- Source passage:
Parameters: top_k (int) – If specified, only the top k names will be returned. Returns: The list of sorted features unless feature names are unavailable, feature indexes otherwise. Return type: list[list[int or str]] or list[list[list[int or str]]]
-
get_ranked_local_values
(top_k=None)¶ Get local feature importance sorted from highest to lowest.
For documentation regarding order of classes in the classification case, please see the docstring for local_importance_values.
Parameters: top_k (int) – If specified, only the top k values will be returned. Returns: The list of sorted values. Return type: list[list[float]] or list[list[list[float]]]
-
get_raw_explanation
(feature_maps, raw_feature_names=None, eval_data=None)¶ Get raw explanation using input feature maps.
Parameters: - feature_maps (list of numpy arrays or sparse matrices where each array entry (raw_index, generated_index) is the weight for each raw, generated feature pair. The other entries are set to zero. For a sequence of transformations [t1, t2, .., tn] generating generated features from raw features, the list of feature maps correspond to the raw to generated maps in the same order as t1, t2, etc. If the overall raw to generated feature map from t1 to tn is available, then just that feature map in a single element list can be passed) – list of feature maps from raw to generated feature
- raw_feature_names ([str]) – list of raw feature names
- eval_data (np.ndarray or pd.DataFrame) – Evaluation data.

- Listed entries:

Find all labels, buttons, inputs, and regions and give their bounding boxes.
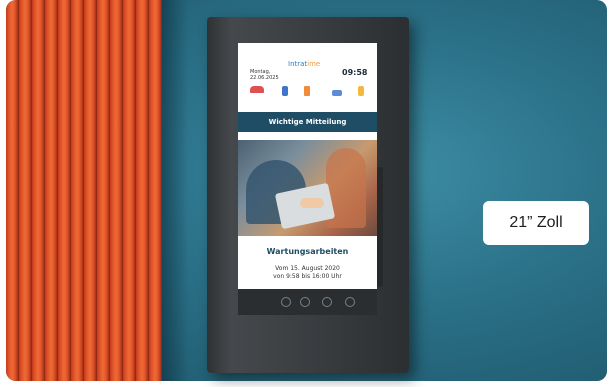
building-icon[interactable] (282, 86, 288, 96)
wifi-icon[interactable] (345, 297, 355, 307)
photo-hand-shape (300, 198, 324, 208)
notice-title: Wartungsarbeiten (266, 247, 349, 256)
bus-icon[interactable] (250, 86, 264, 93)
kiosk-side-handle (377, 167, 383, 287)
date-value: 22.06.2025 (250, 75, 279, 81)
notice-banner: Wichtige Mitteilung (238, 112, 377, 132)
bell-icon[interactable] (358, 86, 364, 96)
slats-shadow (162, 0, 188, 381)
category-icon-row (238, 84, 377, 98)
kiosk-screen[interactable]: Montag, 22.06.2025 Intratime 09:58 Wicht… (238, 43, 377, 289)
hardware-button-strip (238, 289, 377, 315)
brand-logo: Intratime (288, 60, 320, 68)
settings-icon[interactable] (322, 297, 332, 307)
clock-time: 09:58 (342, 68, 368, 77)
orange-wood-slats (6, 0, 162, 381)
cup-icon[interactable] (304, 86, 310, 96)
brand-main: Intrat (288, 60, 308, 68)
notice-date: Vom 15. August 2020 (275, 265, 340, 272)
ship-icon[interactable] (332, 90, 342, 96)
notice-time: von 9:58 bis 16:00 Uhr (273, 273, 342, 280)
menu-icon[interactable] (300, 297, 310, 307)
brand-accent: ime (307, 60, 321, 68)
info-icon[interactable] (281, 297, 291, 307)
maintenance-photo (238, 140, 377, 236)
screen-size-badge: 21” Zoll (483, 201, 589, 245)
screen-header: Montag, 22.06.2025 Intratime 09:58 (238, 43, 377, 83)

- Goals:
(1) Write out the part of the feature importance documentation above from "For documentation regarding" up to and including "input feature maps.", word for word.
(2) Write the next part of the feature importance documentation, picking up right after its last line.

- The replies:
(1)
For documentation regarding order of classes in the classification case, please see the docstring for local_importance_values.
Parameters: top_k (int) – If specified, only the top k values will be returned. Returns: The list of sorted values. Return type: list[list[float]] or list[list[list[float]]]
-
get_raw_explanation
(feature_maps, raw_feature_names=None, eval_data=None)¶ Get raw explanation using input feature maps.

(2)
Returns: raw explanation
Return type:
-
get_raw_feature_importances
(raw_to_output_maps)¶ Get local raw feature importance.
For documentation regarding order of classes in the classification case, please see the docstring for local_importance_values.
Parameters: raw_to_output_maps (list[numpy.array]) – A list of feature maps from raw to generated feature. Returns: Raw feature importance. Return type: list[list] or list[list[list]]
-
is_local_sparse
¶ Determines whether the local importance values are sparse.
Returns: True if the local importance values are sparse. Return type: bool
-
local_importance_values
¶ Get the feature importance values in original order.
Returns: For a model with a single output such as regression, this returns a list of feature importance values for each data point. For models with vector outputs this function returns a list of such lists, one for each output. The dimension of this matrix is (# examples x # features) or (# classes x # examples x # features). In the classification case, the order of classes is the order of the numeric indices that the classifier outputs. For example, if your target values are [2, 2, 0, 1, 2, 1, 0], where 0 is “dog”, 1 is “cat”, and 2 is “fish”, the first 2d matrix of importance values will be for “dog”, the second will be for “cat”, and the last will be for “fish”. If you choose to pass in a classes array to the explainer, the names should be passed in using this same order.
Return type: list[list[float]] or list[list[list[float]]] or scipy.sparse.csr_matrix or list[scipy.sparse.csr_matrix]
-
num_examples
¶ Get the number of examples on the explanation.
Returns: The number of examples on the explanation. Return type: int
-
selector
¶ Get the local selector.
Returns: The selector as a pandas dataframe of records. Return type: pd.DataFrame
-
-
class
interpret_community.explanation.explanation.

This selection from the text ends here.